— begin —

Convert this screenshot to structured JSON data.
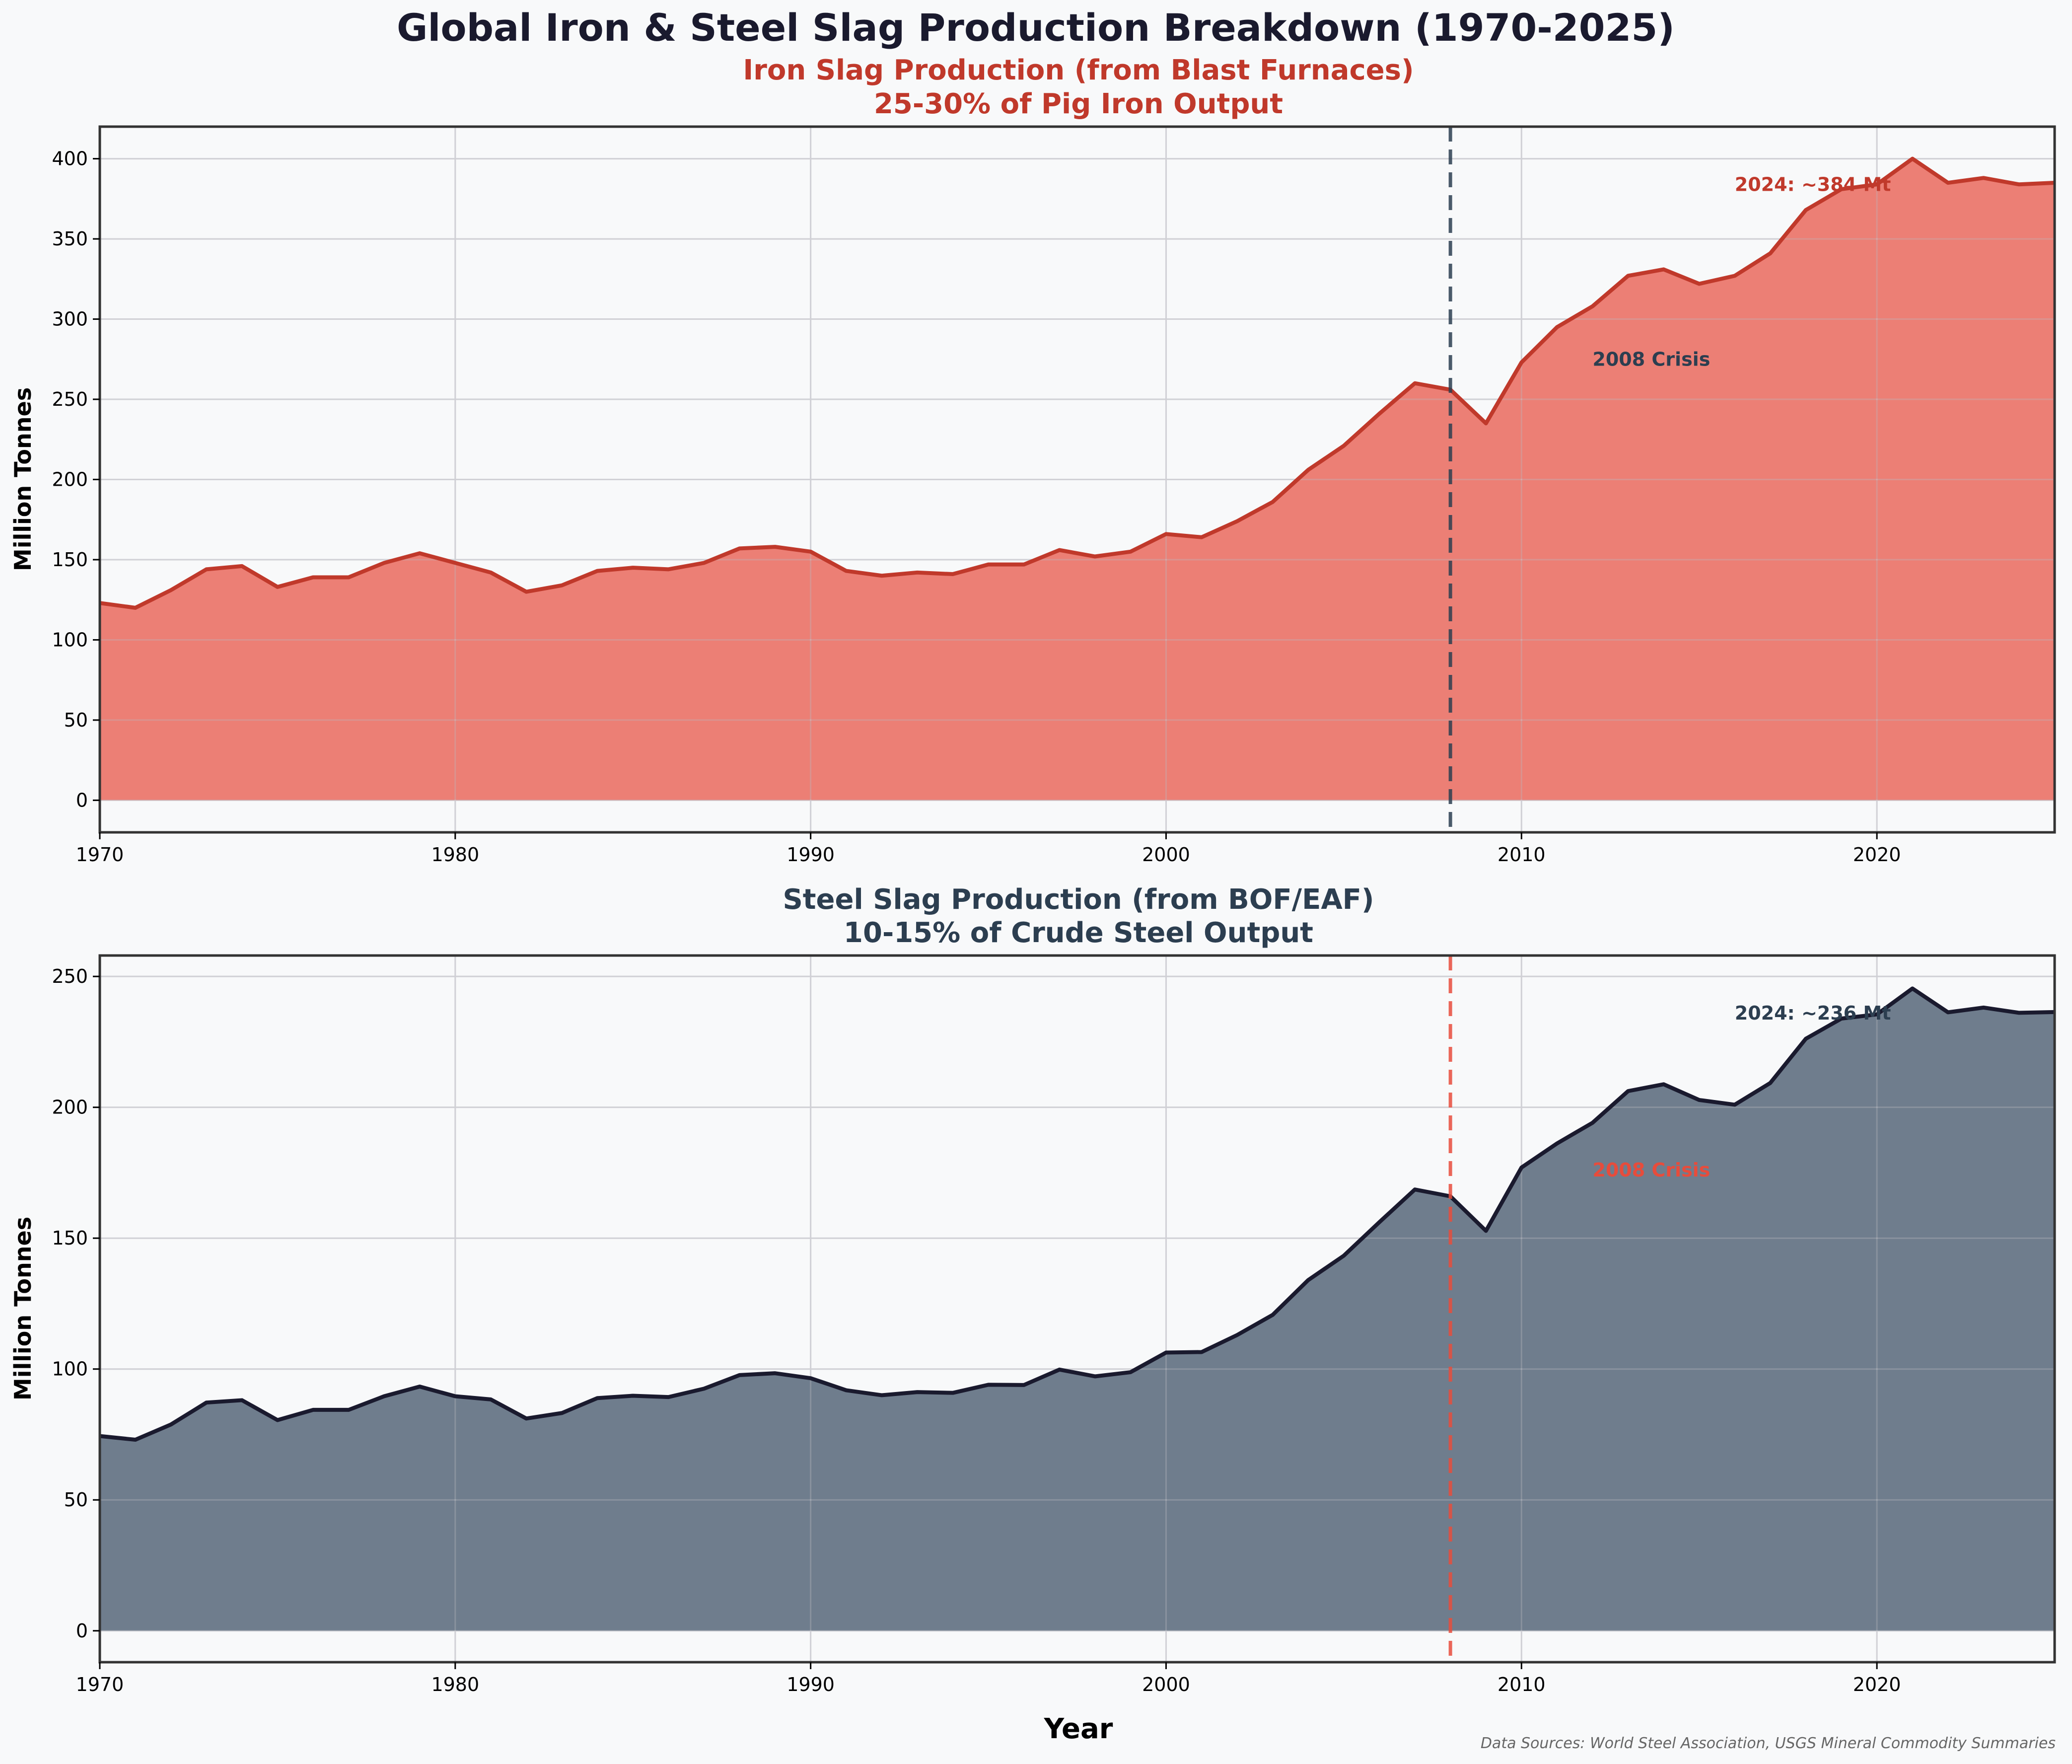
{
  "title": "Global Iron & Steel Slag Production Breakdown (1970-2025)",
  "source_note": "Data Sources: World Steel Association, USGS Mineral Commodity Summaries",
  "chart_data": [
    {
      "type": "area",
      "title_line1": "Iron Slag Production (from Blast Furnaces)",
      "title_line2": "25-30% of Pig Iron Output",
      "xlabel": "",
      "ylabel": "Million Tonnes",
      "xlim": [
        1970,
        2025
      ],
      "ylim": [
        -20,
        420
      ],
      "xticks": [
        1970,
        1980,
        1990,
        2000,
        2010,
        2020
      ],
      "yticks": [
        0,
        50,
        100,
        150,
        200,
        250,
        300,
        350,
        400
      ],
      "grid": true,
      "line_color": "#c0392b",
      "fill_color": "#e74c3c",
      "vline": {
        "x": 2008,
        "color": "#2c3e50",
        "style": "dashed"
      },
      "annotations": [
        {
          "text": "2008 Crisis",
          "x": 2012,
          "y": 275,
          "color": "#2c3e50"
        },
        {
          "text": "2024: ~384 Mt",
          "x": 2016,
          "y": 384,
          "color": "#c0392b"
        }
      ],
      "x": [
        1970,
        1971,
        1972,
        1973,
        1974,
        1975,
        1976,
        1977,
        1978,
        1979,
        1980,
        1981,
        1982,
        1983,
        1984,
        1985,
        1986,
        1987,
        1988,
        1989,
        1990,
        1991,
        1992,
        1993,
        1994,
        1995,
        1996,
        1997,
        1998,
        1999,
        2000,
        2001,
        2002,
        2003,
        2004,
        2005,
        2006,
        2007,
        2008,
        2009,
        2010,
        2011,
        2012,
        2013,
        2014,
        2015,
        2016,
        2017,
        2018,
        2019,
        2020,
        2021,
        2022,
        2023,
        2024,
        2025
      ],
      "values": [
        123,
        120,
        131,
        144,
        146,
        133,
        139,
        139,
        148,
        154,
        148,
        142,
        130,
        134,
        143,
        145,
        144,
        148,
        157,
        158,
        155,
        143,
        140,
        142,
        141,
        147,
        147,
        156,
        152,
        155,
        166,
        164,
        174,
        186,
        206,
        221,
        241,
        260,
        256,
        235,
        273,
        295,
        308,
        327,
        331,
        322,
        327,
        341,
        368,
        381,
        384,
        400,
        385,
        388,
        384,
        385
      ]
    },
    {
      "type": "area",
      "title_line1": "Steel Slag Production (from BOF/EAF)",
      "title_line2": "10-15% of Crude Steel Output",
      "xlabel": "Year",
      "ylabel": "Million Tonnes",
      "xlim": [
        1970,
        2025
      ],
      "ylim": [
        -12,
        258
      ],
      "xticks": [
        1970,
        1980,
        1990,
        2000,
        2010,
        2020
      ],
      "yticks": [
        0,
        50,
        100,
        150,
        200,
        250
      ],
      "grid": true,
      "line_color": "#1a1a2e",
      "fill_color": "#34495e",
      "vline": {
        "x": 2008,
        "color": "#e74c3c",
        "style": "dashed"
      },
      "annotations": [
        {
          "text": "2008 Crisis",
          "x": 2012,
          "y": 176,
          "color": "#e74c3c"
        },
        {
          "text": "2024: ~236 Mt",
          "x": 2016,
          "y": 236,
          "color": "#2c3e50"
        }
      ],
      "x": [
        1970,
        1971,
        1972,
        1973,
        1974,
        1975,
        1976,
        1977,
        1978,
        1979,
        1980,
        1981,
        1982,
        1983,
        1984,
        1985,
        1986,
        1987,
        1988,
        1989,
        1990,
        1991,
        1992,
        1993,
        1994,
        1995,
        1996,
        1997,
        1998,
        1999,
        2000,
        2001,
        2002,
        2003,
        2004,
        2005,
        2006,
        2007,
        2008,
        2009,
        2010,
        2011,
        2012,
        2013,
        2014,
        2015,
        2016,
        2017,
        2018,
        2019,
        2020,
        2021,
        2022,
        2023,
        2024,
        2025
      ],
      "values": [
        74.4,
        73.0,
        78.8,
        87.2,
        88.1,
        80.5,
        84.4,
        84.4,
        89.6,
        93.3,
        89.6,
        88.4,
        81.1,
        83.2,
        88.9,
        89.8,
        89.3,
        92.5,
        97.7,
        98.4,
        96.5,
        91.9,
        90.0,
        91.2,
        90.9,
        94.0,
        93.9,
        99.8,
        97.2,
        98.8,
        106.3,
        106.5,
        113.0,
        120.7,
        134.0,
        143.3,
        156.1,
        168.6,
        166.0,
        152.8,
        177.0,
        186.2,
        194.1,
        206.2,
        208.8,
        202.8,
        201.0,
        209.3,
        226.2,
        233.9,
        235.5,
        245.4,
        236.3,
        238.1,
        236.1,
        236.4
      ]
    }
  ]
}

— end —

▸ **SHORT TASK**
Quote every entry exactly, with the pictures omitted.

▸ **RESULT OF THIS EXERCISE**
Convert this screenshot to structured JSON data.
{
  "title": "Global Iron & Steel Slag Production Breakdown (1970-2025)",
  "source_note": "Data Sources: World Steel Association, USGS Mineral Commodity Summaries",
  "chart_data": [
    {
      "type": "area",
      "title_line1": "Iron Slag Production (from Blast Furnaces)",
      "title_line2": "25-30% of Pig Iron Output",
      "xlabel": "",
      "ylabel": "Million Tonnes",
      "xlim": [
        1970,
        2025
      ],
      "ylim": [
        -20,
        420
      ],
      "xticks": [
        1970,
        1980,
        1990,
        2000,
        2010,
        2020
      ],
      "yticks": [
        0,
        50,
        100,
        150,
        200,
        250,
        300,
        350,
        400
      ],
      "grid": true,
      "line_color": "#c0392b",
      "fill_color": "#e74c3c",
      "vline": {
        "x": 2008,
        "color": "#2c3e50",
        "style": "dashed"
      },
      "annotations": [
        {
          "text": "2008 Crisis",
          "x": 2012,
          "y": 275,
          "color": "#2c3e50"
        },
        {
          "text": "2024: ~384 Mt",
          "x": 2016,
          "y": 384,
          "color": "#c0392b"
        }
      ],
      "x": [
        1970,
        1971,
        1972,
        1973,
        1974,
        1975,
        1976,
        1977,
        1978,
        1979,
        1980,
        1981,
        1982,
        1983,
        1984,
        1985,
        1986,
        1987,
        1988,
        1989,
        1990,
        1991,
        1992,
        1993,
        1994,
        1995,
        1996,
        1997,
        1998,
        1999,
        2000,
        2001,
        2002,
        2003,
        2004,
        2005,
        2006,
        2007,
        2008,
        2009,
        2010,
        2011,
        2012,
        2013,
        2014,
        2015,
        2016,
        2017,
        2018,
        2019,
        2020,
        2021,
        2022,
        2023,
        2024,
        2025
      ],
      "values": [
        123,
        120,
        131,
        144,
        146,
        133,
        139,
        139,
        148,
        154,
        148,
        142,
        130,
        134,
        143,
        145,
        144,
        148,
        157,
        158,
        155,
        143,
        140,
        142,
        141,
        147,
        147,
        156,
        152,
        155,
        166,
        164,
        174,
        186,
        206,
        221,
        241,
        260,
        256,
        235,
        273,
        295,
        308,
        327,
        331,
        322,
        327,
        341,
        368,
        381,
        384,
        400,
        385,
        388,
        384,
        385
      ]
    },
    {
      "type": "area",
      "title_line1": "Steel Slag Production (from BOF/EAF)",
      "title_line2": "10-15% of Crude Steel Output",
      "xlabel": "Year",
      "ylabel": "Million Tonnes",
      "xlim": [
        1970,
        2025
      ],
      "ylim": [
        -12,
        258
      ],
      "xticks": [
        1970,
        1980,
        1990,
        2000,
        2010,
        2020
      ],
      "yticks": [
        0,
        50,
        100,
        150,
        200,
        250
      ],
      "grid": true,
      "line_color": "#1a1a2e",
      "fill_color": "#34495e",
      "vline": {
        "x": 2008,
        "color": "#e74c3c",
        "style": "dashed"
      },
      "annotations": [
        {
          "text": "2008 Crisis",
          "x": 2012,
          "y": 176,
          "color": "#e74c3c"
        },
        {
          "text": "2024: ~236 Mt",
          "x": 2016,
          "y": 236,
          "color": "#2c3e50"
        }
      ],
      "x": [
        1970,
        1971,
        1972,
        1973,
        1974,
        1975,
        1976,
        1977,
        1978,
        1979,
        1980,
        1981,
        1982,
        1983,
        1984,
        1985,
        1986,
        1987,
        1988,
        1989,
        1990,
        1991,
        1992,
        1993,
        1994,
        1995,
        1996,
        1997,
        1998,
        1999,
        2000,
        2001,
        2002,
        2003,
        2004,
        2005,
        2006,
        2007,
        2008,
        2009,
        2010,
        2011,
        2012,
        2013,
        2014,
        2015,
        2016,
        2017,
        2018,
        2019,
        2020,
        2021,
        2022,
        2023,
        2024,
        2025
      ],
      "values": [
        74.4,
        73.0,
        78.8,
        87.2,
        88.1,
        80.5,
        84.4,
        84.4,
        89.6,
        93.3,
        89.6,
        88.4,
        81.1,
        83.2,
        88.9,
        89.8,
        89.3,
        92.5,
        97.7,
        98.4,
        96.5,
        91.9,
        90.0,
        91.2,
        90.9,
        94.0,
        93.9,
        99.8,
        97.2,
        98.8,
        106.3,
        106.5,
        113.0,
        120.7,
        134.0,
        143.3,
        156.1,
        168.6,
        166.0,
        152.8,
        177.0,
        186.2,
        194.1,
        206.2,
        208.8,
        202.8,
        201.0,
        209.3,
        226.2,
        233.9,
        235.5,
        245.4,
        236.3,
        238.1,
        236.1,
        236.4
      ]
    }
  ]
}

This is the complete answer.